Begin Extracted material

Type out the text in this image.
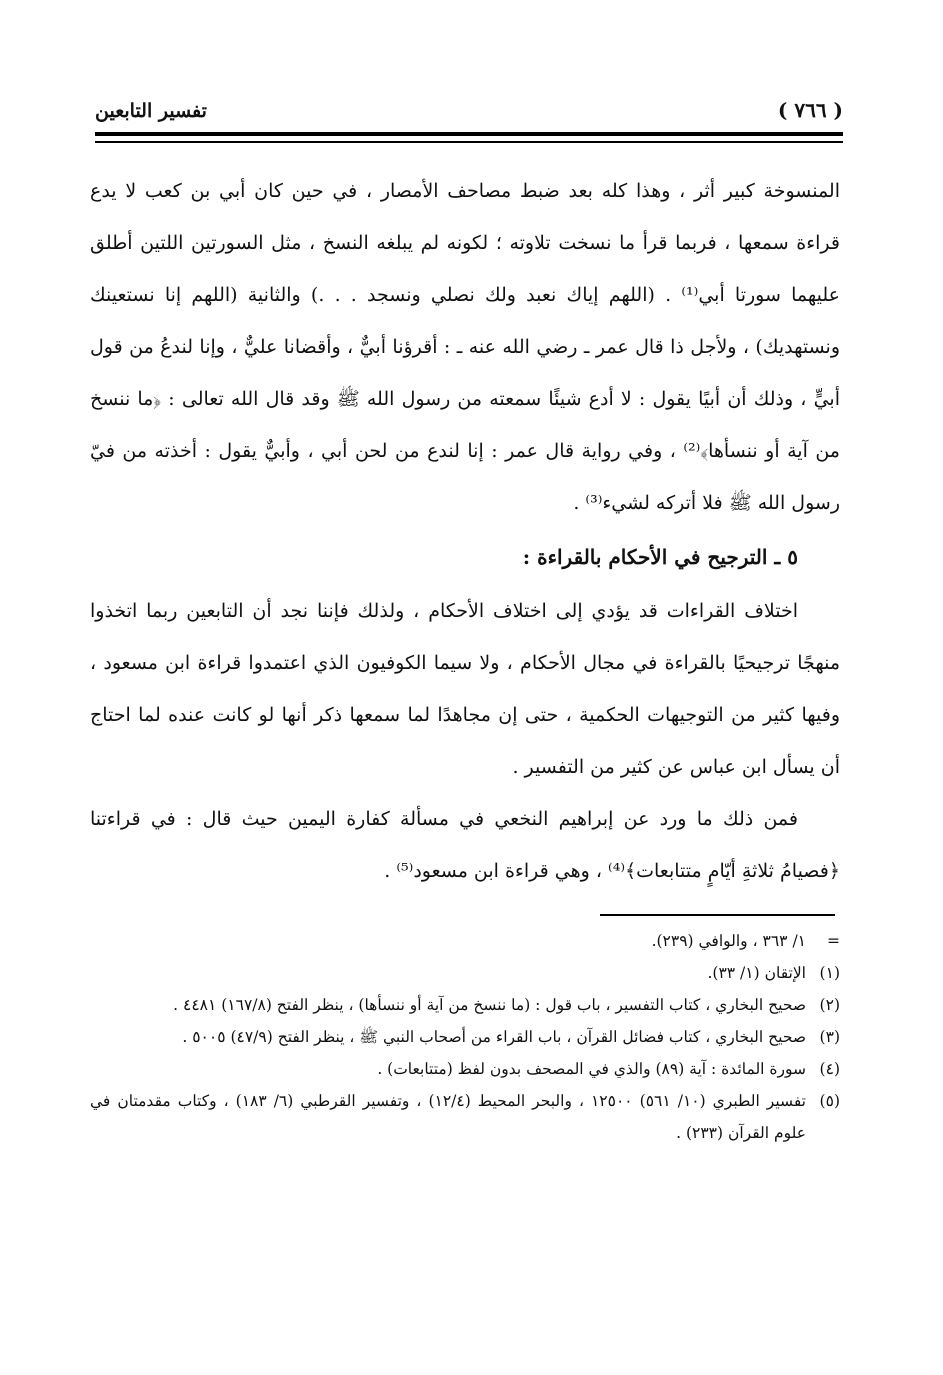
تفسير التابعين	( ٧٦٦ )

المنسوخة كبير أثر ، وهذا كله بعد ضبط مصاحف الأمصار ، في حين كان أبي بن كعب لا يدع قراءة سمعها ، فربما قرأ ما نسخت تلاوته ؛ لكونه لم يبلغه النسخ ، مثل السورتين اللتين أطلق عليهما سورتا أبي⁽¹⁾ . (اللهم إياك نعبد ولك نصلي ونسجد . . .) والثانية (اللهم إنا نستعينك ونستهديك) ، ولأجل ذا قال عمر ـ رضي الله عنه ـ : أقرؤنا أبيٌّ ، وأقضانا عليٌّ ، وإنا لندعُ من قول أبيٍّ ، وذلك أن أبيًا يقول : لا أدع شيئًا سمعته من رسول الله ﷺ وقد قال الله تعالى : ﴿ما ننسخ من آية أو ننسأها﴾⁽²⁾ ، وفي رواية قال عمر : إنا لندع من لحن أبي ، وأبيٌّ يقول : أخذته من فيّ رسول الله ﷺ فلا أتركه لشيء⁽³⁾ .

٥ ـ الترجيح في الأحكام بالقراءة :

اختلاف القراءات قد يؤدي إلى اختلاف الأحكام ، ولذلك فإننا نجد أن التابعين ربما اتخذوا منهجًا ترجيحيًا بالقراءة في مجال الأحكام ، ولا سيما الكوفيون الذي اعتمدوا قراءة ابن مسعود ، وفيها كثير من التوجيهات الحكمية ، حتى إن مجاهدًا لما سمعها ذكر أنها لو كانت عنده لما احتاج أن يسأل ابن عباس عن كثير من التفسير .

فمن ذلك ما ورد عن إبراهيم النخعي في مسألة كفارة اليمين حيث قال : في قراءتنا ﴿فصيامُ ثلاثةِ أيّامٍ متتابعات﴾⁽⁴⁾ ، وهي قراءة ابن مسعود⁽⁵⁾ .

=
١/ ٣٦٣ ، والوافي (٢٣٩).
(١)
الإتقان (١/ ٣٣).
(٢)
صحيح البخاري ، كتاب التفسير ، باب قول : (ما ننسخ من آية أو ننسأها) ، ينظر الفتح (١٦٧/٨) ٤٤٨١ .
(٣)
صحيح البخاري ، كتاب فضائل القرآن ، باب القراء من أصحاب النبي ﷺ ، ينظر الفتح (٤٧/٩) ٥٠٠٥ .
(٤)
سورة المائدة : آية (٨٩) والذي في المصحف بدون لفظ (متتابعات) .
(٥)
تفسير الطبري (١٠/ ٥٦١) ١٢٥٠٠ ، والبحر المحيط (١٢/٤) ، وتفسير القرطبي (٦/ ١٨٣) ، وكتاب مقدمتان في علوم القرآن (٢٣٣) .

End Extracted material

Exercise directions:
Take every line from the data that contains the word "الفتح".

The solution:
صحيح البخاري ، كتاب التفسير ، باب قول : (ما ننسخ من آية أو ننسأها) ، ينظر الفتح (١٦٧/٨) ٤٤٨١ .
صحيح البخاري ، كتاب فضائل القرآن ، باب القراء من أصحاب النبي ﷺ ، ينظر الفتح (٤٧/٩) ٥٠٠٥ .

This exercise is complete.